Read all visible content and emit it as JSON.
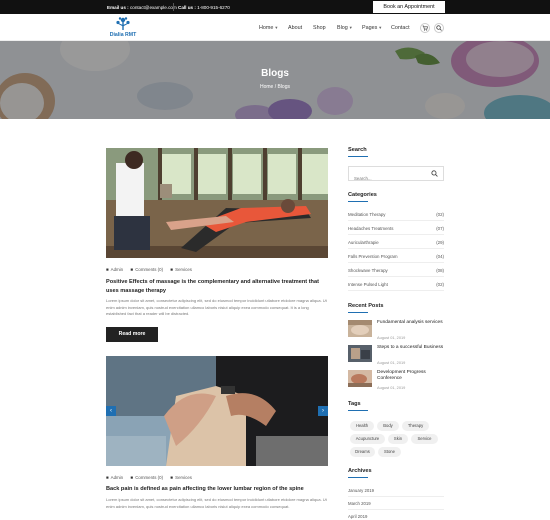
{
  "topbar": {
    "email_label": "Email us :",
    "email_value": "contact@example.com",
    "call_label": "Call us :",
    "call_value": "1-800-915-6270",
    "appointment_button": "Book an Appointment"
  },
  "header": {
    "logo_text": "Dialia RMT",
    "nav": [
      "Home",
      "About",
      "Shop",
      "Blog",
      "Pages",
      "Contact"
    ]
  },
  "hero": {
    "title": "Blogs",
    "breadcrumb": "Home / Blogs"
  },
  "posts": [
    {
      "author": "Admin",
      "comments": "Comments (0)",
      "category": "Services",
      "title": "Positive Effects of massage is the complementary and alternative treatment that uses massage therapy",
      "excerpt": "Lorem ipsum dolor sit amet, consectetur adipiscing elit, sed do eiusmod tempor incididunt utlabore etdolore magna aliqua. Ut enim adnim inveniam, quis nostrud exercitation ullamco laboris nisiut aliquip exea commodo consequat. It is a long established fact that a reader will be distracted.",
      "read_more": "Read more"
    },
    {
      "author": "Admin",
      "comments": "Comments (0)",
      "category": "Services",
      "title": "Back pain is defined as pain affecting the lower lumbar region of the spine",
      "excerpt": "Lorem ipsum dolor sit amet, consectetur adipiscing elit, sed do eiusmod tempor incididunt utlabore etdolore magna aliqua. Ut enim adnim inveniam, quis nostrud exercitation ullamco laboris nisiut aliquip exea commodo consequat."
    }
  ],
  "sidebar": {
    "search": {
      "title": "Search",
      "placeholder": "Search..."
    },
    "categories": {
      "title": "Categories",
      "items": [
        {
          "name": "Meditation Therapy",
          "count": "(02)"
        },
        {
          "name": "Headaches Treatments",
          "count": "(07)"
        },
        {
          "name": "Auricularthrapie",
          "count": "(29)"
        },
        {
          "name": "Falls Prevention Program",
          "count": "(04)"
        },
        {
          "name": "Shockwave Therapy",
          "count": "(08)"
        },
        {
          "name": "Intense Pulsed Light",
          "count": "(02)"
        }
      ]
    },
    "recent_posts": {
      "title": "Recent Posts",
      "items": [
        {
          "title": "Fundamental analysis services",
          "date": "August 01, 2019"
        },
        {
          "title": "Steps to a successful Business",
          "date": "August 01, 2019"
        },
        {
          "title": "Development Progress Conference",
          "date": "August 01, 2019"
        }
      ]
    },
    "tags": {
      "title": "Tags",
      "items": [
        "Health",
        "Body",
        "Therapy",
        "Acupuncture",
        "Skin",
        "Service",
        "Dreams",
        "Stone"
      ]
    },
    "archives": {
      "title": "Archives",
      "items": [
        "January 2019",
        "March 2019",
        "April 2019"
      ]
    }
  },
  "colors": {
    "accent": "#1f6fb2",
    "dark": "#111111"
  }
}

---

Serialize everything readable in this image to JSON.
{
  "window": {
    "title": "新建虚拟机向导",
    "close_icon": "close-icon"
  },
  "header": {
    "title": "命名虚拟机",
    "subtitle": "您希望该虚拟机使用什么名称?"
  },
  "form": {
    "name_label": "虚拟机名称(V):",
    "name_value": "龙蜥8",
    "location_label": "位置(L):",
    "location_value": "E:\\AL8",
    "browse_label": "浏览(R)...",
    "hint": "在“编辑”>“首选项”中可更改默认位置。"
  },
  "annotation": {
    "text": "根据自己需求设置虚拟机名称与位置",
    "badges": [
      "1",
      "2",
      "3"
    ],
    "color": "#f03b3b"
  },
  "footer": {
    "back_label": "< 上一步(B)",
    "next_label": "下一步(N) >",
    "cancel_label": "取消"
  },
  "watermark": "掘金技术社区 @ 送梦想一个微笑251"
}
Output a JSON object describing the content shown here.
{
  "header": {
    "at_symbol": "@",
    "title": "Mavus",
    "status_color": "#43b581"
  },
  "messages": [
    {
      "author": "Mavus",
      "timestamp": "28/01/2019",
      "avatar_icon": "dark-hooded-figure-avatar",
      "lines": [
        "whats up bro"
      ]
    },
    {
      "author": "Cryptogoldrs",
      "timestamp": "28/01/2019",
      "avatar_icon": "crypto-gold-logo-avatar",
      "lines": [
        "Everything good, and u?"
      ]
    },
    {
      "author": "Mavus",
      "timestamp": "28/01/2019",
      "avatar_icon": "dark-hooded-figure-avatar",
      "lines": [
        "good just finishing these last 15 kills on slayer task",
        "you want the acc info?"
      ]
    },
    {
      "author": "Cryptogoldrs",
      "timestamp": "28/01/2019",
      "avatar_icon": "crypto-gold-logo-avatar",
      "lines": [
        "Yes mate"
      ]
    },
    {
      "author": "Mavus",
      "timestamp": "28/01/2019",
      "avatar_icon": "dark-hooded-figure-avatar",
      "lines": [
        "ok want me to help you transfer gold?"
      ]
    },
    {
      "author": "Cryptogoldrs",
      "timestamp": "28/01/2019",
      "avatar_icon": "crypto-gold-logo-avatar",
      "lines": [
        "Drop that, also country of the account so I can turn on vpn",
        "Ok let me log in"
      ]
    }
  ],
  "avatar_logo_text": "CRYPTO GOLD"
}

TO DO:
Which lines contain "want"? Copy each of them out.

WORKED ANSWER:
        "you want the acc info?"
        "ok want me to help you transfer gold?"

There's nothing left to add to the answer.